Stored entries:
Begin
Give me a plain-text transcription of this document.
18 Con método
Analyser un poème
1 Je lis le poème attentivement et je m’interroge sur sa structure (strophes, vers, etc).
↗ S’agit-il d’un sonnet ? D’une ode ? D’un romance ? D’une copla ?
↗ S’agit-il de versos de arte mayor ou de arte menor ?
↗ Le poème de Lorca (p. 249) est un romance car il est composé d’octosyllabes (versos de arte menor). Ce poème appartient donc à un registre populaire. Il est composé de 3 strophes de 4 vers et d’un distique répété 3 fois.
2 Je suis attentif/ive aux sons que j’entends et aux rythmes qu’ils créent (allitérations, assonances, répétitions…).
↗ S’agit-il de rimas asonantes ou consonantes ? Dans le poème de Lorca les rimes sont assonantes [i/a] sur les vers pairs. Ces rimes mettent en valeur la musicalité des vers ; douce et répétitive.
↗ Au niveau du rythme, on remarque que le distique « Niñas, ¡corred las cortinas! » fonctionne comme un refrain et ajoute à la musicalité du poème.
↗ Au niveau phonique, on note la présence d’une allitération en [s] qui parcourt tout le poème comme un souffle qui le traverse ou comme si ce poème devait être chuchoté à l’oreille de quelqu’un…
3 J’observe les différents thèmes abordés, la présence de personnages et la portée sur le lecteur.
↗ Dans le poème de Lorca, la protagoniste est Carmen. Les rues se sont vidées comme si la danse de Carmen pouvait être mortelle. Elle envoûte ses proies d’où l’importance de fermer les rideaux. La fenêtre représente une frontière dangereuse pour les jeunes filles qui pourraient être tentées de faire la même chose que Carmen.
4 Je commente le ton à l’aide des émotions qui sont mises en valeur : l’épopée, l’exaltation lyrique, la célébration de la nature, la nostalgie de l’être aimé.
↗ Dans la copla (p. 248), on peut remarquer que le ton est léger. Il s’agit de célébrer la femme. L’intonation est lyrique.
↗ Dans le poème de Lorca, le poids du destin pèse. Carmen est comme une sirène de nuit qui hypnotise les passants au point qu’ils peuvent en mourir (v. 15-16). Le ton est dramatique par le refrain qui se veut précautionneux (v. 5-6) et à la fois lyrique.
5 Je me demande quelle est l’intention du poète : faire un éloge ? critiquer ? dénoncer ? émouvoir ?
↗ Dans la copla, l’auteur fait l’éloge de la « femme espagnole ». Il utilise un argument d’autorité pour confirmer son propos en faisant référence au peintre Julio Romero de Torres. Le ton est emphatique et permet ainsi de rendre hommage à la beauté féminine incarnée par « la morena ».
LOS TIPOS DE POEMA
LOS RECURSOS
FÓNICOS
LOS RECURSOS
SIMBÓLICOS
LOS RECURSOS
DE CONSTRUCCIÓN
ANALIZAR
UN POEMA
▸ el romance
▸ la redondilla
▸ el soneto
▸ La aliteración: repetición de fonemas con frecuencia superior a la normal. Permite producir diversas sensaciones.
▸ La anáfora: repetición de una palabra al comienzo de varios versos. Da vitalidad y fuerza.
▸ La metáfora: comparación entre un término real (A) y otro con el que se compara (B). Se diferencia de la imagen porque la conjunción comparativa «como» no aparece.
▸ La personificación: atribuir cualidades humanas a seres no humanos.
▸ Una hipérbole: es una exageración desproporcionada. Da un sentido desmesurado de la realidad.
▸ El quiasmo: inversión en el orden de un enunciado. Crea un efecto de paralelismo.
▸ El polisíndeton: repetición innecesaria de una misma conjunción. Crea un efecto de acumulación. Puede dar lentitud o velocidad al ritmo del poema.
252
End
Your instructions: Word for word, restate all of the data shown above.

Exercise output:
Give me a plain-text transcription of this document.
18 Con método
Analyser un poème
1 Je lis le poème attentivement et je m’interroge sur sa structure (strophes, vers, etc).
↗ S’agit-il d’un sonnet ? D’une ode ? D’un romance ? D’une copla ?
↗ S’agit-il de versos de arte mayor ou de arte menor ?
↗ Le poème de Lorca (p. 249) est un romance car il est composé d’octosyllabes (versos de arte menor). Ce poème appartient donc à un registre populaire. Il est composé de 3 strophes de 4 vers et d’un distique répété 3 fois.
2 Je suis attentif/ive aux sons que j’entends et aux rythmes qu’ils créent (allitérations, assonances, répétitions…).
↗ S’agit-il de rimas asonantes ou consonantes ? Dans le poème de Lorca les rimes sont assonantes [i/a] sur les vers pairs. Ces rimes mettent en valeur la musicalité des vers ; douce et répétitive.
↗ Au niveau du rythme, on remarque que le distique « Niñas, ¡corred las cortinas! » fonctionne comme un refrain et ajoute à la musicalité du poème.
↗ Au niveau phonique, on note la présence d’une allitération en [s] qui parcourt tout le poème comme un souffle qui le traverse ou comme si ce poème devait être chuchoté à l’oreille de quelqu’un…
3 J’observe les différents thèmes abordés, la présence de personnages et la portée sur le lecteur.
↗ Dans le poème de Lorca, la protagoniste est Carmen. Les rues se sont vidées comme si la danse de Carmen pouvait être mortelle. Elle envoûte ses proies d’où l’importance de fermer les rideaux. La fenêtre représente une frontière dangereuse pour les jeunes filles qui pourraient être tentées de faire la même chose que Carmen.
4 Je commente le ton à l’aide des émotions qui sont mises en valeur : l’épopée, l’exaltation lyrique, la célébration de la nature, la nostalgie de l’être aimé.
↗ Dans la copla (p. 248), on peut remarquer que le ton est léger. Il s’agit de célébrer la femme. L’intonation est lyrique.
↗ Dans le poème de Lorca, le poids du destin pèse. Carmen est comme une sirène de nuit qui hypnotise les passants au point qu’ils peuvent en mourir (v. 15-16). Le ton est dramatique par le refrain qui se veut précautionneux (v. 5-6) et à la fois lyrique.
5 Je me demande quelle est l’intention du poète : faire un éloge ? critiquer ? dénoncer ? émouvoir ?
↗ Dans la copla, l’auteur fait l’éloge de la « femme espagnole ». Il utilise un argument d’autorité pour confirmer son propos en faisant référence au peintre Julio Romero de Torres. Le ton est emphatique et permet ainsi de rendre hommage à la beauté féminine incarnée par « la morena ».
LOS TIPOS DE POEMA
LOS RECURSOS
FÓNICOS
LOS RECURSOS
SIMBÓLICOS
LOS RECURSOS
DE CONSTRUCCIÓN
ANALIZAR
UN POEMA
▸ el romance
▸ la redondilla
▸ el soneto
▸ La aliteración: repetición de fonemas con frecuencia superior a la normal. Permite producir diversas sensaciones.
▸ La anáfora: repetición de una palabra al comienzo de varios versos. Da vitalidad y fuerza.
▸ La metáfora: comparación entre un término real (A) y otro con el que se compara (B). Se diferencia de la imagen porque la conjunción comparativa «como» no aparece.
▸ La personificación: atribuir cualidades humanas a seres no humanos.
▸ Una hipérbole: es una exageración desproporcionada. Da un sentido desmesurado de la realidad.
▸ El quiasmo: inversión en el orden de un enunciado. Crea un efecto de paralelismo.
▸ El polisíndeton: repetición innecesaria de una misma conjunción. Crea un efecto de acumulación. Puede dar lentitud o velocidad al ritmo del poema.
252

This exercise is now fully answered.